- _Exercise task_
Copy every line of the entries, unchanged, from the first line through the line containing "overlay-text-line2: 开完找我谈价格 [396, 945, 858, 1022]", including that line.

== Listed entries ==

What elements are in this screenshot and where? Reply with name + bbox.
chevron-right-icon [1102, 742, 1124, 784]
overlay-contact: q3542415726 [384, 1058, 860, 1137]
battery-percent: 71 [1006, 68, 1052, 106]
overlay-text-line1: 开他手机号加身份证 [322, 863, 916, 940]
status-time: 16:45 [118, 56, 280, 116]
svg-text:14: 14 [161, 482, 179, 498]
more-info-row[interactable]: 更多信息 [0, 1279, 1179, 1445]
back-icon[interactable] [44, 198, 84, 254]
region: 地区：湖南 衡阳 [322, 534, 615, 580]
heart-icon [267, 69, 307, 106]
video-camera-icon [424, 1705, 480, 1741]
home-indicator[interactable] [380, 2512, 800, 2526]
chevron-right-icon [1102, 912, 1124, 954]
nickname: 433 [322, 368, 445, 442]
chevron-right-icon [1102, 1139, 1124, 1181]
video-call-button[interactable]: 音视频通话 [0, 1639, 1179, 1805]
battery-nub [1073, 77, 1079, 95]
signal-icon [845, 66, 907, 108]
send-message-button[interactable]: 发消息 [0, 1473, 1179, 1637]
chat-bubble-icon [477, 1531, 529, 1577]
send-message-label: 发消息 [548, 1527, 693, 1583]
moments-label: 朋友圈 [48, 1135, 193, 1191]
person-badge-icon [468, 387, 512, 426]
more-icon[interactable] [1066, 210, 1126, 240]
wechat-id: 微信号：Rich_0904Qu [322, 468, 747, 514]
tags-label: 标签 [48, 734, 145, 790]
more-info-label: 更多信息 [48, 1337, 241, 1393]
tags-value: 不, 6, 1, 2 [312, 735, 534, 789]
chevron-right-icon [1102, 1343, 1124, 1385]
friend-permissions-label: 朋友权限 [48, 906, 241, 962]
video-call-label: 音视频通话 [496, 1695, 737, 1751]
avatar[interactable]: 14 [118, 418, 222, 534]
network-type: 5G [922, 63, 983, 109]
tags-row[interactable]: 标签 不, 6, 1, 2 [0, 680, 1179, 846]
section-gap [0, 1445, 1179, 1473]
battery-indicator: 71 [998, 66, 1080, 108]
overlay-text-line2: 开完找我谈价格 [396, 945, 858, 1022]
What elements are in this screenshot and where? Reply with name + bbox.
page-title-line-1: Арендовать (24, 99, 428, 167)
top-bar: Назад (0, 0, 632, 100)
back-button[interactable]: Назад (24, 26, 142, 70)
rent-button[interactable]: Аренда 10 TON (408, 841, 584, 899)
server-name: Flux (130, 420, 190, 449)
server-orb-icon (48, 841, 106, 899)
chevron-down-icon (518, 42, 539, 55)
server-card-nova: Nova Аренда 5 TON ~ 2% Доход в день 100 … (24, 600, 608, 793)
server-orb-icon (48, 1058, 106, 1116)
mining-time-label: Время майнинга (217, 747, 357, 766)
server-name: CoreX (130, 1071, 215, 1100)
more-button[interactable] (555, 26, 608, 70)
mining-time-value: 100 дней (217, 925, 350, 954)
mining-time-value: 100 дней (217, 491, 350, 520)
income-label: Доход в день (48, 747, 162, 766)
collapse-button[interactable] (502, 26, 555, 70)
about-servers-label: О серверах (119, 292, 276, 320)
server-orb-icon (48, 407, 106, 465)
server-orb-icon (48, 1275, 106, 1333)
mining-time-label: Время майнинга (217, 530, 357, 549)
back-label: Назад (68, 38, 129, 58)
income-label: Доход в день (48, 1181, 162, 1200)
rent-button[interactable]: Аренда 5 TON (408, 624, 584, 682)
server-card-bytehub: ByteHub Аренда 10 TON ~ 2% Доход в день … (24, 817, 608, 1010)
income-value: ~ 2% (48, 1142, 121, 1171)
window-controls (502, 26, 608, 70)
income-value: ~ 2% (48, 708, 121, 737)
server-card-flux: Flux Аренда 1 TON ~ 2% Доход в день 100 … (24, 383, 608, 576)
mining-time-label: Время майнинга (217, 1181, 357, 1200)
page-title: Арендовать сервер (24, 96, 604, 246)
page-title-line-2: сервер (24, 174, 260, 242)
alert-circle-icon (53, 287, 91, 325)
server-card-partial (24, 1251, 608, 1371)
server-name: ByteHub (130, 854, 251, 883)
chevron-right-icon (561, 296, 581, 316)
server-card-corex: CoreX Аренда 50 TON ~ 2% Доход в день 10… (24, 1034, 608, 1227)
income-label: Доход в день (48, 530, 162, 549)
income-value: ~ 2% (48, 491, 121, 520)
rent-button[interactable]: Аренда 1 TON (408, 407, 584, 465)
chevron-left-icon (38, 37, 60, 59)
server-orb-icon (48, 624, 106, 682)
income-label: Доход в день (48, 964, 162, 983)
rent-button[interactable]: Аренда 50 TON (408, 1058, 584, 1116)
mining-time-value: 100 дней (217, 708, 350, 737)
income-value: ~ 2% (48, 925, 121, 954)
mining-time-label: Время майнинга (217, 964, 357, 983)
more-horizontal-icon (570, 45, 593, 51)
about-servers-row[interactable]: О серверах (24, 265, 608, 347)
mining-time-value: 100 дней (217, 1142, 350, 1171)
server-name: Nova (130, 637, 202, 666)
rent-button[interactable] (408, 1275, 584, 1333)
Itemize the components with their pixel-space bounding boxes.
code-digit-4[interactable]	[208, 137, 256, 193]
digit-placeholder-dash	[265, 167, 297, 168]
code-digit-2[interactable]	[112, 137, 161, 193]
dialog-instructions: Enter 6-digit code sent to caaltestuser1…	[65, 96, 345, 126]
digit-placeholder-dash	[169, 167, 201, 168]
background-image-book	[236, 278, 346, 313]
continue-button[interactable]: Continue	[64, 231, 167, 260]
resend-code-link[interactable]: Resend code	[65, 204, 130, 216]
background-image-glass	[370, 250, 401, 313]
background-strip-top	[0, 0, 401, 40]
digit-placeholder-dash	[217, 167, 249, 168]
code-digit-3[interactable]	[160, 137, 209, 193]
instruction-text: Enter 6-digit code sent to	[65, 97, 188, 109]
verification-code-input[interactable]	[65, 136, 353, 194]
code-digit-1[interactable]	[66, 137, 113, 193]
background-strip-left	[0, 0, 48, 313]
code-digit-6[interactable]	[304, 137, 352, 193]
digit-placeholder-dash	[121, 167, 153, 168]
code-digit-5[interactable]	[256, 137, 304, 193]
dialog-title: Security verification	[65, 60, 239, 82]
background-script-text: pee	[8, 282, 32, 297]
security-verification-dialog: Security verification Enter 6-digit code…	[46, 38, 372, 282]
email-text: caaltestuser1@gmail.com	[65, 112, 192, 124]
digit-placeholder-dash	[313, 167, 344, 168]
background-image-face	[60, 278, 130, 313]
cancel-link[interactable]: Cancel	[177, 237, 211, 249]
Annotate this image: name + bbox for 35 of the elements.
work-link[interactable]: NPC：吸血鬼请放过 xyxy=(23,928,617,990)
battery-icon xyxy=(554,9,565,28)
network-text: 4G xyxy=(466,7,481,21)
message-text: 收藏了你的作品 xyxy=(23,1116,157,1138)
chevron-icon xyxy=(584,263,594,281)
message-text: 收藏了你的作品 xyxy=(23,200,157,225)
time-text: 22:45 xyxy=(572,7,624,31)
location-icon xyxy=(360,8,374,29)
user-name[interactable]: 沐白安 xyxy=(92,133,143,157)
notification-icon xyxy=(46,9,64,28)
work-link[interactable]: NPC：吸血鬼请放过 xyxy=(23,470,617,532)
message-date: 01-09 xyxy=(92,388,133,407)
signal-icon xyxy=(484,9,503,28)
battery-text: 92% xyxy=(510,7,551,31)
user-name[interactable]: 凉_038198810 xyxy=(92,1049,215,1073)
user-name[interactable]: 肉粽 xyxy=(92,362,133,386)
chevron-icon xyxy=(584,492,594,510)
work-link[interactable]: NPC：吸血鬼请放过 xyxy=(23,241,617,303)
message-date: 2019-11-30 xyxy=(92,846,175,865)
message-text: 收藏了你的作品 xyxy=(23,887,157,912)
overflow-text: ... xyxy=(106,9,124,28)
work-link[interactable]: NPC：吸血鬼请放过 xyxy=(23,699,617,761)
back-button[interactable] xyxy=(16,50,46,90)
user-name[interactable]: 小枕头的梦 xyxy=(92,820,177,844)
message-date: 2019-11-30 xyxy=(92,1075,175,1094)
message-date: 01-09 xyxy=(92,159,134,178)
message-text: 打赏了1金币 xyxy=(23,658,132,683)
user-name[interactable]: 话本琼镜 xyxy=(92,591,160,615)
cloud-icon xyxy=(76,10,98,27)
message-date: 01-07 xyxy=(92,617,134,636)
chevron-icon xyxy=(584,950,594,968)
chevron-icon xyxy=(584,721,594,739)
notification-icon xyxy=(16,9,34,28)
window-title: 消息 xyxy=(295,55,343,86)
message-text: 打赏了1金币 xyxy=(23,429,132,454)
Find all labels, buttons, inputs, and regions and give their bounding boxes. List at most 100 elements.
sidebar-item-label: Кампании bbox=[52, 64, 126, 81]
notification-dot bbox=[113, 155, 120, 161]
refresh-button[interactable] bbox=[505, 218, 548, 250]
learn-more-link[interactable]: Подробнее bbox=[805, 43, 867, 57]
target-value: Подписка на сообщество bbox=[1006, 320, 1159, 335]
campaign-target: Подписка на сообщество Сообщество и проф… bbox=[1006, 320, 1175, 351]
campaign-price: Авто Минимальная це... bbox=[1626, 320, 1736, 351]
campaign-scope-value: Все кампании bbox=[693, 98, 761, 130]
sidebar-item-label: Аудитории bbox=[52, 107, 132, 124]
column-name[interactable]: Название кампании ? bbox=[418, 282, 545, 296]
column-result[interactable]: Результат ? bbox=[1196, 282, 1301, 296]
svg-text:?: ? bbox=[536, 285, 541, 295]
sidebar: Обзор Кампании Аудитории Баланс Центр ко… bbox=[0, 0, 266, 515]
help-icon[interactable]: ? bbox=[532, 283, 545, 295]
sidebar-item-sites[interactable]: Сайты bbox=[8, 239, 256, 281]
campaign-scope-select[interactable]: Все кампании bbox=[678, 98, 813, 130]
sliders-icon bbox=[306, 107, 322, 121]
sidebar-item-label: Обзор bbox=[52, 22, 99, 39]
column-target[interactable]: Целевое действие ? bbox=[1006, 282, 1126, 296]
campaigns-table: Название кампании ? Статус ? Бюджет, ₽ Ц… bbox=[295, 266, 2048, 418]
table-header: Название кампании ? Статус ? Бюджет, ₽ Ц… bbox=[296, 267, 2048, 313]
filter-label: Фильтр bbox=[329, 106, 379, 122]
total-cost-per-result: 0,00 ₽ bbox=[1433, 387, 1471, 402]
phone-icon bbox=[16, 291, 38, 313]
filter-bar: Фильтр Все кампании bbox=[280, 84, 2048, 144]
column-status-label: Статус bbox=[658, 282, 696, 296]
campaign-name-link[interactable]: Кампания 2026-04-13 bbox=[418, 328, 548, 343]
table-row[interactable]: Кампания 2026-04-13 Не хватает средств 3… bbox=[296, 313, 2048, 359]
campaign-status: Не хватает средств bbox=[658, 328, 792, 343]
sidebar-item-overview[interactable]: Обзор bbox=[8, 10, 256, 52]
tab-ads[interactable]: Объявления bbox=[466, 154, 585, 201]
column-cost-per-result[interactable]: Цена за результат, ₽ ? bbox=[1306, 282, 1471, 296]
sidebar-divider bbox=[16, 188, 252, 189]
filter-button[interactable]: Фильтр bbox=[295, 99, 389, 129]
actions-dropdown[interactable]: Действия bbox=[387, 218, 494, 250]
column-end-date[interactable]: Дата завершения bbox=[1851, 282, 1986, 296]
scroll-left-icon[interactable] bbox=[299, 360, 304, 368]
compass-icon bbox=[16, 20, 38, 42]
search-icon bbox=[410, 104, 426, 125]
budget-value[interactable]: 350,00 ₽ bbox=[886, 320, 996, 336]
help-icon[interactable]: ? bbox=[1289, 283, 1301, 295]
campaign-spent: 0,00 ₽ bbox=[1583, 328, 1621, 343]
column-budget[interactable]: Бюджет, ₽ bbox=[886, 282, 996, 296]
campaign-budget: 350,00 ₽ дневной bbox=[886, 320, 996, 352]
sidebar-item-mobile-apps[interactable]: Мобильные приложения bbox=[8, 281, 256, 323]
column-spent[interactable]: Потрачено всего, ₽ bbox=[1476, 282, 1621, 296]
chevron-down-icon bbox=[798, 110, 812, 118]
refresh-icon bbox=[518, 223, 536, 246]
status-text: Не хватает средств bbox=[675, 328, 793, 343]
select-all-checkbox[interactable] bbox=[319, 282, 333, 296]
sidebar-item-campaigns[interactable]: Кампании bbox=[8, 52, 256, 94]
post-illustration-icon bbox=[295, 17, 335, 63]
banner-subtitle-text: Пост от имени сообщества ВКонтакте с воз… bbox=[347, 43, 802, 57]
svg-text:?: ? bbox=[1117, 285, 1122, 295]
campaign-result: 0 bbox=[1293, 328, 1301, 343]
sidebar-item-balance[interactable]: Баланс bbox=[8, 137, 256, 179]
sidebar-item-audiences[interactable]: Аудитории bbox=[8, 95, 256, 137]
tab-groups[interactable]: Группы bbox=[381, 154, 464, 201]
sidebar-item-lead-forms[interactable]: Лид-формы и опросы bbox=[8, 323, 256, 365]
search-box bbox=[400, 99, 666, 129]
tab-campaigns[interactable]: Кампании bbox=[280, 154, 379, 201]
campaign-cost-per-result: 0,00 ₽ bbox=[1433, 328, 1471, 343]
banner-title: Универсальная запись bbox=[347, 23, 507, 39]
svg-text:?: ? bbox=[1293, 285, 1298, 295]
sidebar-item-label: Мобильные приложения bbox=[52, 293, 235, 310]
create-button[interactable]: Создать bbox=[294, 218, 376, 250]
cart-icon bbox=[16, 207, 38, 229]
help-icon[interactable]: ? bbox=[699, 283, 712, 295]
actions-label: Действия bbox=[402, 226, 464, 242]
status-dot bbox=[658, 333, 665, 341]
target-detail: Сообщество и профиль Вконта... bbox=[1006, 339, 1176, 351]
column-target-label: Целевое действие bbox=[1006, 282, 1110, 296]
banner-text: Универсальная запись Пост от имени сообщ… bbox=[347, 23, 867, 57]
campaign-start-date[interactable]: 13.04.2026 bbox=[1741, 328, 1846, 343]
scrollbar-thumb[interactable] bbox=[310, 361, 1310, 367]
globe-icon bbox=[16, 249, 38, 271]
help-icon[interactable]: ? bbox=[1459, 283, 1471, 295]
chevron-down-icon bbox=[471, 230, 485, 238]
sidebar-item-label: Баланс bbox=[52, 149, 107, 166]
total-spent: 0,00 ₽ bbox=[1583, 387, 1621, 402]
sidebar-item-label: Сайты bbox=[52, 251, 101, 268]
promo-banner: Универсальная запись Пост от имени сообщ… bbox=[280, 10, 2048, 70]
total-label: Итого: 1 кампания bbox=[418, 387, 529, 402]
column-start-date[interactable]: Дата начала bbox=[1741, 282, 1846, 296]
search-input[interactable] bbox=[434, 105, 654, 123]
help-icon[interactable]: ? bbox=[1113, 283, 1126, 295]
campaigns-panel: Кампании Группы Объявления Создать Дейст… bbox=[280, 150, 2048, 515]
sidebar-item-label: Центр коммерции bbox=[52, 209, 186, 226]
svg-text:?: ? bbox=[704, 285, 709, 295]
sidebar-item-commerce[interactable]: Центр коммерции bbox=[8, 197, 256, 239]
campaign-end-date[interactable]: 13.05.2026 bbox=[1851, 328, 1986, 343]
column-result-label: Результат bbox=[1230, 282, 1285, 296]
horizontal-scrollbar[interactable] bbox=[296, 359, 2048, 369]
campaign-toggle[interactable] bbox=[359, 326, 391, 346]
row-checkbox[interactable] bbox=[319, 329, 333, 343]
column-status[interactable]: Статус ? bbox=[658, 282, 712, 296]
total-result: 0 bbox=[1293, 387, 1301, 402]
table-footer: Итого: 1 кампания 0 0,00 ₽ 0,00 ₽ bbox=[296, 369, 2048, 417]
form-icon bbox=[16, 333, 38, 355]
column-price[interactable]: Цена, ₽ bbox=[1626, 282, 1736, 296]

===

- _Response to this task_
What elements are in this screenshot and where? Reply with name + bbox.
chevron-right-icon [1102, 742, 1124, 784]
overlay-contact: q3542415726 [384, 1058, 860, 1137]
battery-percent: 71 [1006, 68, 1052, 106]
overlay-text-line1: 开他手机号加身份证 [322, 863, 916, 940]
status-time: 16:45 [118, 56, 280, 116]
svg-text:14: 14 [161, 482, 179, 498]
more-info-row[interactable]: 更多信息 [0, 1279, 1179, 1445]
back-icon[interactable] [44, 198, 84, 254]
region: 地区：湖南 衡阳 [322, 534, 615, 580]
heart-icon [267, 69, 307, 106]
video-camera-icon [424, 1705, 480, 1741]
home-indicator[interactable] [380, 2512, 800, 2526]
chevron-right-icon [1102, 912, 1124, 954]
nickname: 433 [322, 368, 445, 442]
chevron-right-icon [1102, 1139, 1124, 1181]
video-call-button[interactable]: 音视频通话 [0, 1639, 1179, 1805]
battery-nub [1073, 77, 1079, 95]
signal-icon [845, 66, 907, 108]
send-message-button[interactable]: 发消息 [0, 1473, 1179, 1637]
chat-bubble-icon [477, 1531, 529, 1577]
send-message-label: 发消息 [548, 1527, 693, 1583]
moments-label: 朋友圈 [48, 1135, 193, 1191]
person-badge-icon [468, 387, 512, 426]
more-icon[interactable] [1066, 210, 1126, 240]
wechat-id: 微信号：Rich_0904Qu [322, 468, 747, 514]
tags-label: 标签 [48, 734, 145, 790]
more-info-label: 更多信息 [48, 1337, 241, 1393]
tags-value: 不, 6, 1, 2 [312, 735, 534, 789]
chevron-right-icon [1102, 1343, 1124, 1385]
friend-permissions-label: 朋友权限 [48, 906, 241, 962]
video-call-label: 音视频通话 [496, 1695, 737, 1751]
avatar[interactable]: 14 [118, 418, 222, 534]
network-type: 5G [922, 63, 983, 109]
tags-row[interactable]: 标签 不, 6, 1, 2 [0, 680, 1179, 846]
section-gap [0, 1445, 1179, 1473]
battery-indicator: 71 [998, 66, 1080, 108]
overlay-text-line2: 开完找我谈价格 [396, 945, 858, 1022]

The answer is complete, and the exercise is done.